● TASK DETAILS
Each record below is to be output with no change at all.

Top of DATA FOR THIS TASK

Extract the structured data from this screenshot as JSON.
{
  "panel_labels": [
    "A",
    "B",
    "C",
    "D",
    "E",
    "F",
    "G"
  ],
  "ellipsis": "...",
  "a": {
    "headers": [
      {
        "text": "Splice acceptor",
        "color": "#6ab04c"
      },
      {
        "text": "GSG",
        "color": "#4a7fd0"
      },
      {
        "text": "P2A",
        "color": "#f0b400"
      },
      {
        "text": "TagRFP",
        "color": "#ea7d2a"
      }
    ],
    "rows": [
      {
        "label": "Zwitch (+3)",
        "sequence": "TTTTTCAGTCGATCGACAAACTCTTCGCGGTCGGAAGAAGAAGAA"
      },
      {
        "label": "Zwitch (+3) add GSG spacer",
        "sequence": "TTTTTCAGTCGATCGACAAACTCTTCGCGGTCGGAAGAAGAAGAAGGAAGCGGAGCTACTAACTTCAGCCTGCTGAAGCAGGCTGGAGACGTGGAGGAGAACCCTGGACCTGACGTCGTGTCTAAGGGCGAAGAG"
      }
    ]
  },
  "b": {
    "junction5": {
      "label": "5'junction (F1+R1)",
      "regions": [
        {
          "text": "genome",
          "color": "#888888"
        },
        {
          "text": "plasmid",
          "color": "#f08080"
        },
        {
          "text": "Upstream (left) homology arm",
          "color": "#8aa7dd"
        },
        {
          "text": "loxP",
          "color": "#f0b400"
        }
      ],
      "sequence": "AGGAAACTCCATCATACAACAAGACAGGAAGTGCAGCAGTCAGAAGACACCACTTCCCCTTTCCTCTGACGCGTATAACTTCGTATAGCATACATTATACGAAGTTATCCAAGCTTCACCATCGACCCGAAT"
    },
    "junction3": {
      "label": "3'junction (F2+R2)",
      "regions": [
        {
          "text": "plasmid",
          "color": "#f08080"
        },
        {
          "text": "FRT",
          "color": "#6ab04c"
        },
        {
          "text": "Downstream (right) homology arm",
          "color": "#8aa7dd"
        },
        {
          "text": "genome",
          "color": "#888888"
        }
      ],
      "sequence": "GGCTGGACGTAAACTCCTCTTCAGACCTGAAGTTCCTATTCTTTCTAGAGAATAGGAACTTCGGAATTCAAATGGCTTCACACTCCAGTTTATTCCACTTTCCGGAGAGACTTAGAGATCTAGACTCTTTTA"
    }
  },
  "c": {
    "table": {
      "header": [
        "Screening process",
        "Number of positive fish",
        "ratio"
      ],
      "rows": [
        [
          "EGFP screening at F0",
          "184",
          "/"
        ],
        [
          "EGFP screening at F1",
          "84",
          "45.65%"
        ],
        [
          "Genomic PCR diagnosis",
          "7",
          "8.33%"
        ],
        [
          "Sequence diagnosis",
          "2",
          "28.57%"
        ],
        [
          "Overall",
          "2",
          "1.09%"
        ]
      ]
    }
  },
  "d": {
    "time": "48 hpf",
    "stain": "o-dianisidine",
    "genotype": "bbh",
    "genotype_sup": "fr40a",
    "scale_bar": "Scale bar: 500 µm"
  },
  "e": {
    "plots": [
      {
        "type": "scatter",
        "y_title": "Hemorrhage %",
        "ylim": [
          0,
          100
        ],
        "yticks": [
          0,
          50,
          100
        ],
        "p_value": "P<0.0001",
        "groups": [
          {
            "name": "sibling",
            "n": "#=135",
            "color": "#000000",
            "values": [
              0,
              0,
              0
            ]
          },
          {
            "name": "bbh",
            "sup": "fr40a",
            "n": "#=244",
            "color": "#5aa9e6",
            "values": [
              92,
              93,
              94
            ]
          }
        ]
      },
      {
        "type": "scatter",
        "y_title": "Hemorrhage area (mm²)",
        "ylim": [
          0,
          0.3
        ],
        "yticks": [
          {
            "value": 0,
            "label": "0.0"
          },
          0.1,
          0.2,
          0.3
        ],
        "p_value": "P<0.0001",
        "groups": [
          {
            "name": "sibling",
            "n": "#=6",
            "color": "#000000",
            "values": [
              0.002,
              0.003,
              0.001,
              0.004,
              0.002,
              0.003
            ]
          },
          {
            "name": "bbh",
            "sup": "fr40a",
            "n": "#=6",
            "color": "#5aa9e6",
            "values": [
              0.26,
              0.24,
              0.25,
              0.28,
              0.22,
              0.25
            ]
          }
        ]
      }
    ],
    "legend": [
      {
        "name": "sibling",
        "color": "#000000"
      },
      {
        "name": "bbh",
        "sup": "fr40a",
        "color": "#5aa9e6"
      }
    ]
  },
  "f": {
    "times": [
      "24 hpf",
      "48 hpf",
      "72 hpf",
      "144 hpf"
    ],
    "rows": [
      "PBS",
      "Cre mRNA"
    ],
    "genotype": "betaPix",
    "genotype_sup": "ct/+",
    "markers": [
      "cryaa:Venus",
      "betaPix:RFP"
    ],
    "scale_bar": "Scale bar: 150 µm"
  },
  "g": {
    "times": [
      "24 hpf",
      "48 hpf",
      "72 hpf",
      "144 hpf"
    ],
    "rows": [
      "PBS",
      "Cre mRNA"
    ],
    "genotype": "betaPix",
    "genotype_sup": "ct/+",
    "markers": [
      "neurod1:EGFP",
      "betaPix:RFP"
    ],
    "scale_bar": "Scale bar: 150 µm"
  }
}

Bottom of DATA FOR THIS TASK

● THE ANSWER
Extract the structured data from this screenshot as JSON.
{
  "panel_labels": [
    "A",
    "B",
    "C",
    "D",
    "E",
    "F",
    "G"
  ],
  "ellipsis": "...",
  "a": {
    "headers": [
      {
        "text": "Splice acceptor",
        "color": "#6ab04c"
      },
      {
        "text": "GSG",
        "color": "#4a7fd0"
      },
      {
        "text": "P2A",
        "color": "#f0b400"
      },
      {
        "text": "TagRFP",
        "color": "#ea7d2a"
      }
    ],
    "rows": [
      {
        "label": "Zwitch (+3)",
        "sequence": "TTTTTCAGTCGATCGACAAACTCTTCGCGGTCGGAAGAAGAAGAA"
      },
      {
        "label": "Zwitch (+3) add GSG spacer",
        "sequence": "TTTTTCAGTCGATCGACAAACTCTTCGCGGTCGGAAGAAGAAGAAGGAAGCGGAGCTACTAACTTCAGCCTGCTGAAGCAGGCTGGAGACGTGGAGGAGAACCCTGGACCTGACGTCGTGTCTAAGGGCGAAGAG"
      }
    ]
  },
  "b": {
    "junction5": {
      "label": "5'junction (F1+R1)",
      "regions": [
        {
          "text": "genome",
          "color": "#888888"
        },
        {
          "text": "plasmid",
          "color": "#f08080"
        },
        {
          "text": "Upstream (left) homology arm",
          "color": "#8aa7dd"
        },
        {
          "text": "loxP",
          "color": "#f0b400"
        }
      ],
      "sequence": "AGGAAACTCCATCATACAACAAGACAGGAAGTGCAGCAGTCAGAAGACACCACTTCCCCTTTCCTCTGACGCGTATAACTTCGTATAGCATACATTATACGAAGTTATCCAAGCTTCACCATCGACCCGAAT"
    },
    "junction3": {
      "label": "3'junction (F2+R2)",
      "regions": [
        {
          "text": "plasmid",
          "color": "#f08080"
        },
        {
          "text": "FRT",
          "color": "#6ab04c"
        },
        {
          "text": "Downstream (right) homology arm",
          "color": "#8aa7dd"
        },
        {
          "text": "genome",
          "color": "#888888"
        }
      ],
      "sequence": "GGCTGGACGTAAACTCCTCTTCAGACCTGAAGTTCCTATTCTTTCTAGAGAATAGGAACTTCGGAATTCAAATGGCTTCACACTCCAGTTTATTCCACTTTCCGGAGAGACTTAGAGATCTAGACTCTTTTA"
    }
  },
  "c": {
    "table": {
      "header": [
        "Screening process",
        "Number of positive fish",
        "ratio"
      ],
      "rows": [
        [
          "EGFP screening at F0",
          "184",
          "/"
        ],
        [
          "EGFP screening at F1",
          "84",
          "45.65%"
        ],
        [
          "Genomic PCR diagnosis",
          "7",
          "8.33%"
        ],
        [
          "Sequence diagnosis",
          "2",
          "28.57%"
        ],
        [
          "Overall",
          "2",
          "1.09%"
        ]
      ]
    }
  },
  "d": {
    "time": "48 hpf",
    "stain": "o-dianisidine",
    "genotype": "bbh",
    "genotype_sup": "fr40a",
    "scale_bar": "Scale bar: 500 µm"
  },
  "e": {
    "plots": [
      {
        "type": "scatter",
        "y_title": "Hemorrhage %",
        "ylim": [
          0,
          100
        ],
        "yticks": [
          0,
          50,
          100
        ],
        "p_value": "P<0.0001",
        "groups": [
          {
            "name": "sibling",
            "n": "#=135",
            "color": "#000000",
            "values": [
              0,
              0,
              0
            ]
          },
          {
            "name": "bbh",
            "sup": "fr40a",
            "n": "#=244",
            "color": "#5aa9e6",
            "values": [
              92,
              93,
              94
            ]
          }
        ]
      },
      {
        "type": "scatter",
        "y_title": "Hemorrhage area (mm²)",
        "ylim": [
          0,
          0.3
        ],
        "yticks": [
          {
            "value": 0,
            "label": "0.0"
          },
          0.1,
          0.2,
          0.3
        ],
        "p_value": "P<0.0001",
        "groups": [
          {
            "name": "sibling",
            "n": "#=6",
            "color": "#000000",
            "values": [
              0.002,
              0.003,
              0.001,
              0.004,
              0.002,
              0.003
            ]
          },
          {
            "name": "bbh",
            "sup": "fr40a",
            "n": "#=6",
            "color": "#5aa9e6",
            "values": [
              0.26,
              0.24,
              0.25,
              0.28,
              0.22,
              0.25
            ]
          }
        ]
      }
    ],
    "legend": [
      {
        "name": "sibling",
        "color": "#000000"
      },
      {
        "name": "bbh",
        "sup": "fr40a",
        "color": "#5aa9e6"
      }
    ]
  },
  "f": {
    "times": [
      "24 hpf",
      "48 hpf",
      "72 hpf",
      "144 hpf"
    ],
    "rows": [
      "PBS",
      "Cre mRNA"
    ],
    "genotype": "betaPix",
    "genotype_sup": "ct/+",
    "markers": [
      "cryaa:Venus",
      "betaPix:RFP"
    ],
    "scale_bar": "Scale bar: 150 µm"
  },
  "g": {
    "times": [
      "24 hpf",
      "48 hpf",
      "72 hpf",
      "144 hpf"
    ],
    "rows": [
      "PBS",
      "Cre mRNA"
    ],
    "genotype": "betaPix",
    "genotype_sup": "ct/+",
    "markers": [
      "neurod1:EGFP",
      "betaPix:RFP"
    ],
    "scale_bar": "Scale bar: 150 µm"
  }
}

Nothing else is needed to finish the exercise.